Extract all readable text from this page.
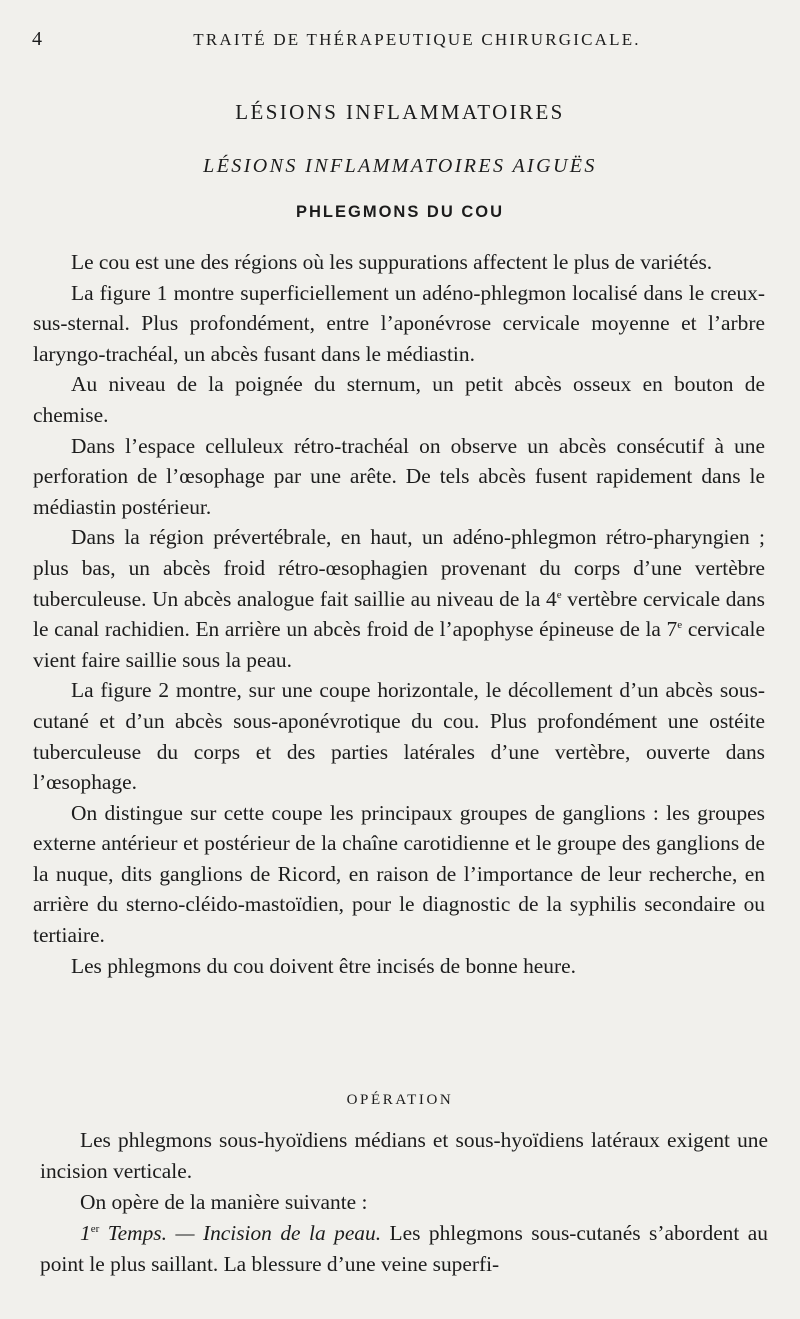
4	TRAITÉ DE THÉRAPEUTIQUE CHIRURGICALE.
LÉSIONS INFLAMMATOIRES
LÉSIONS INFLAMMATOIRES AIGUËS
PHLEGMONS DU COU

Le cou est une des régions où les suppurations affectent le plus de variétés.

La figure 1 montre superficiellement un adéno-phlegmon localisé dans le creux-sus-sternal. Plus profondément, entre l’aponévrose cervicale moyenne et l’arbre laryngo-trachéal, un abcès fusant dans le médiastin.

Au niveau de la poignée du sternum, un petit abcès osseux en bouton de chemise.

Dans l’espace celluleux rétro-trachéal on observe un abcès consécutif à une perforation de l’œsophage par une arête. De tels abcès fusent rapidement dans le médiastin postérieur.

Dans la région prévertébrale, en haut, un adéno-phlegmon rétro-pharyngien ; plus bas, un abcès froid rétro-œsophagien provenant du corps d’une vertèbre tuberculeuse. Un abcès analogue fait saillie au niveau de la 4e vertèbre cervicale dans le canal rachidien. En arrière un abcès froid de l’apophyse épineuse de la 7e cervicale vient faire saillie sous la peau.

La figure 2 montre, sur une coupe horizontale, le décollement d’un abcès sous-cutané et d’un abcès sous-aponévrotique du cou. Plus profondément une ostéite tuberculeuse du corps et des parties latérales d’une vertèbre, ouverte dans l’œsophage.

On distingue sur cette coupe les principaux groupes de ganglions : les groupes externe antérieur et postérieur de la chaîne carotidienne et le groupe des ganglions de la nuque, dits ganglions de Ricord, en raison de l’importance de leur recherche, en arrière du sterno-cléido-mastoïdien, pour le diagnostic de la syphilis secondaire ou tertiaire.

Les phlegmons du cou doivent être incisés de bonne heure.

OPÉRATION

Les phlegmons sous-hyoïdiens médians et sous-hyoïdiens latéraux exigent une incision verticale.

On opère de la manière suivante :

1er Temps. — Incision de la peau. Les phlegmons sous-cutanés s’abordent au point le plus saillant. La blessure d’une veine superfi-
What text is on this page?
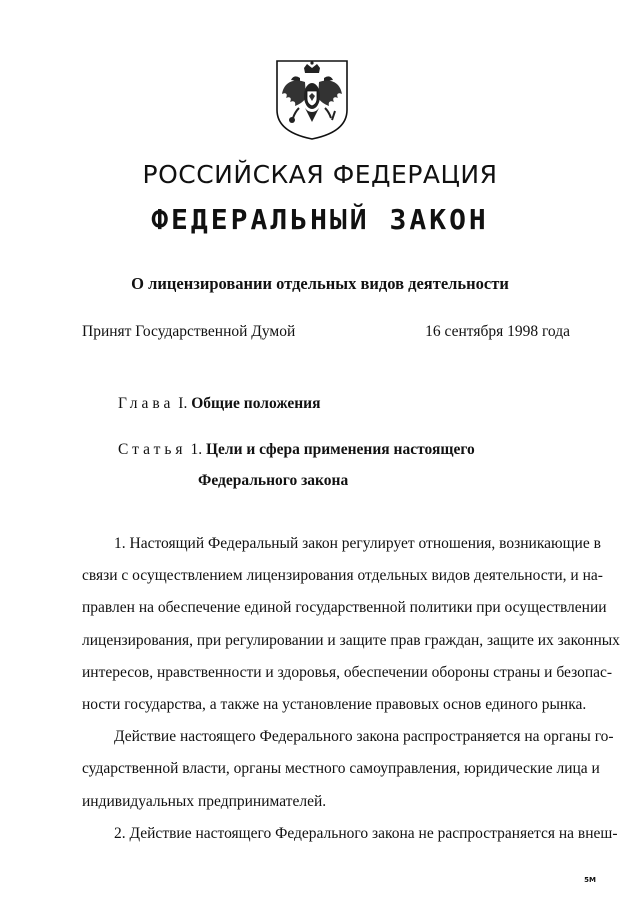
РОССИЙСКАЯ ФЕДЕРАЦИЯ
ФЕДЕРАЛЬНЫЙ ЗАКОН
О лицензировании отдельных видов деятельности
Принят Государственной Думой	16 сентября 1998 года
Глава I. Общие положения
Статья 1. Цели и сфера применения настоящего
Федерального закона

1. Настоящий Федеральный закон регулирует отношения, возникающие в
связи с осуществлением лицензирования отдельных видов деятельности, и на-
правлен на обеспечение единой государственной политики при осуществлении
лицензирования, при регулировании и защите прав граждан, защите их законных
интересов, нравственности и здоровья, обеспечении обороны страны и безопас-
ности государства, а также на установление правовых основ единого рынка.

Действие настоящего Федерального закона распространяется на органы го-
сударственной власти, органы местного самоуправления, юридические лица и
индивидуальных предпринимателей.

2. Действие настоящего Федерального закона не распространяется на внеш-

5М
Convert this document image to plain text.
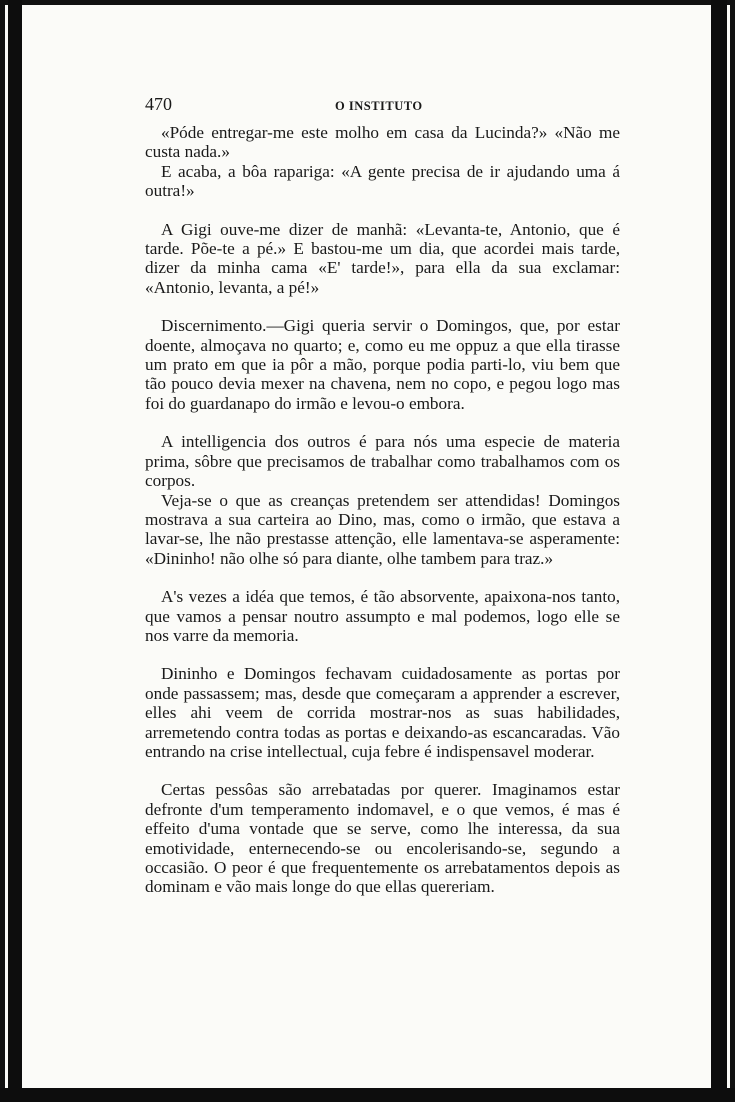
470	O INSTITUTO

«Póde entregar-me este molho em casa da Lucinda?» «Não me custa nada.»

E acaba, a bôa rapariga: «A gente precisa de ir ajudando uma á outra!»

A Gigi ouve-me dizer de manhã: «Levanta-te, Antonio, que é tarde. Põe-te a pé.» E bastou-me um dia, que acordei mais tarde, dizer da minha cama «E' tarde!», para ella da sua exclamar: «Antonio, levanta, a pé!»

Discernimento.—Gigi queria servir o Domingos, que, por estar doente, almoçava no quarto; e, como eu me oppuz a que ella tirasse um prato em que ia pôr a mão, porque podia parti-lo, viu bem que tão pouco devia mexer na chavena, nem no copo, e pegou logo mas foi do guardanapo do irmão e levou-o embora.

A intelligencia dos outros é para nós uma especie de materia prima, sôbre que precisamos de trabalhar como trabalhamos com os corpos.

Veja-se o que as creanças pretendem ser attendidas! Domingos mostrava a sua carteira ao Dino, mas, como o irmão, que estava a lavar-se, lhe não prestasse attenção, elle lamentava-se asperamente: «Dininho! não olhe só para diante, olhe tambem para traz.»

A's vezes a idéa que temos, é tão absorvente, apaixona-nos tanto, que vamos a pensar noutro assumpto e mal podemos, logo elle se nos varre da memoria.

Dininho e Domingos fechavam cuidadosamente as portas por onde passassem; mas, desde que começaram a apprender a escrever, elles ahi veem de corrida mostrar-nos as suas habilidades, arremetendo contra todas as portas e deixando-as escancaradas. Vão entrando na crise intellectual, cuja febre é indispensavel moderar.

Certas pessôas são arrebatadas por querer. Imaginamos estar defronte d'um temperamento indomavel, e o que vemos, é mas é effeito d'uma vontade que se serve, como lhe interessa, da sua emotividade, enternecendo-se ou encolerisando-se, segundo a occasião. O peor é que frequentemente os arrebatamentos depois as dominam e vão mais longe do que ellas quereriam.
—————
* **Stated goal**: All of the data above should be transcribed verbatim, with pictures omitted.

* **Reply**:
Extract all readable text from this page.
4	TRAITÉ DE THÉRAPEUTIQUE CHIRURGICALE.
LÉSIONS INFLAMMATOIRES
LÉSIONS INFLAMMATOIRES AIGUËS
PHLEGMONS DU COU

Le cou est une des régions où les suppurations affectent le plus de variétés.

La figure 1 montre superficiellement un adéno-phlegmon localisé dans le creux-sus-sternal. Plus profondément, entre l’aponévrose cervicale moyenne et l’arbre laryngo-trachéal, un abcès fusant dans le médiastin.

Au niveau de la poignée du sternum, un petit abcès osseux en bouton de chemise.

Dans l’espace celluleux rétro-trachéal on observe un abcès consécutif à une perforation de l’œsophage par une arête. De tels abcès fusent rapidement dans le médiastin postérieur.

Dans la région prévertébrale, en haut, un adéno-phlegmon rétro-pharyngien ; plus bas, un abcès froid rétro-œsophagien provenant du corps d’une vertèbre tuberculeuse. Un abcès analogue fait saillie au niveau de la 4e vertèbre cervicale dans le canal rachidien. En arrière un abcès froid de l’apophyse épineuse de la 7e cervicale vient faire saillie sous la peau.

La figure 2 montre, sur une coupe horizontale, le décollement d’un abcès sous-cutané et d’un abcès sous-aponévrotique du cou. Plus profondément une ostéite tuberculeuse du corps et des parties latérales d’une vertèbre, ouverte dans l’œsophage.

On distingue sur cette coupe les principaux groupes de ganglions : les groupes externe antérieur et postérieur de la chaîne carotidienne et le groupe des ganglions de la nuque, dits ganglions de Ricord, en raison de l’importance de leur recherche, en arrière du sterno-cléido-mastoïdien, pour le diagnostic de la syphilis secondaire ou tertiaire.

Les phlegmons du cou doivent être incisés de bonne heure.

OPÉRATION

Les phlegmons sous-hyoïdiens médians et sous-hyoïdiens latéraux exigent une incision verticale.

On opère de la manière suivante :

1er Temps. — Incision de la peau. Les phlegmons sous-cutanés s’abordent au point le plus saillant. La blessure d’une veine superfi-
What text is on this page?
РОССИЙСКАЯ ФЕДЕРАЦИЯ
ФЕДЕРАЛЬНЫЙ ЗАКОН
О лицензировании отдельных видов деятельности
Принят Государственной Думой	16 сентября 1998 года
Глава I. Общие положения
Статья 1. Цели и сфера применения настоящего
Федерального закона

1. Настоящий Федеральный закон регулирует отношения, возникающие в
связи с осуществлением лицензирования отдельных видов деятельности, и на-
правлен на обеспечение единой государственной политики при осуществлении
лицензирования, при регулировании и защите прав граждан, защите их законных
интересов, нравственности и здоровья, обеспечении обороны страны и безопас-
ности государства, а также на установление правовых основ единого рынка.

Действие настоящего Федерального закона распространяется на органы го-
сударственной власти, органы местного самоуправления, юридические лица и
индивидуальных предпринимателей.

2. Действие настоящего Федерального закона не распространяется на внеш-

5М
Convert this document image to plain text.
470	O INSTITUTO

«Póde entregar-me este molho em casa da Lucinda?» «Não me custa nada.»

E acaba, a bôa rapariga: «A gente precisa de ir ajudando uma á outra!»

A Gigi ouve-me dizer de manhã: «Levanta-te, Antonio, que é tarde. Põe-te a pé.» E bastou-me um dia, que acordei mais tarde, dizer da minha cama «E' tarde!», para ella da sua exclamar: «Antonio, levanta, a pé!»

Discernimento.—Gigi queria servir o Domingos, que, por estar doente, almoçava no quarto; e, como eu me oppuz a que ella tirasse um prato em que ia pôr a mão, porque podia parti-lo, viu bem que tão pouco devia mexer na chavena, nem no copo, e pegou logo mas foi do guardanapo do irmão e levou-o embora.

A intelligencia dos outros é para nós uma especie de materia prima, sôbre que precisamos de trabalhar como trabalhamos com os corpos.

Veja-se o que as creanças pretendem ser attendidas! Domingos mostrava a sua carteira ao Dino, mas, como o irmão, que estava a lavar-se, lhe não prestasse attenção, elle lamentava-se asperamente: «Dininho! não olhe só para diante, olhe tambem para traz.»

A's vezes a idéa que temos, é tão absorvente, apaixona-nos tanto, que vamos a pensar noutro assumpto e mal podemos, logo elle se nos varre da memoria.

Dininho e Domingos fechavam cuidadosamente as portas por onde passassem; mas, desde que começaram a apprender a escrever, elles ahi veem de corrida mostrar-nos as suas habilidades, arremetendo contra todas as portas e deixando-as escancaradas. Vão entrando na crise intellectual, cuja febre é indispensavel moderar.

Certas pessôas são arrebatadas por querer. Imaginamos estar defronte d'um temperamento indomavel, e o que vemos, é mas é effeito d'uma vontade que se serve, como lhe interessa, da sua emotividade, enternecendo-se ou encolerisando-se, segundo a occasião. O peor é que frequentemente os arrebatamentos depois as dominam e vão mais longe do que ellas quereriam.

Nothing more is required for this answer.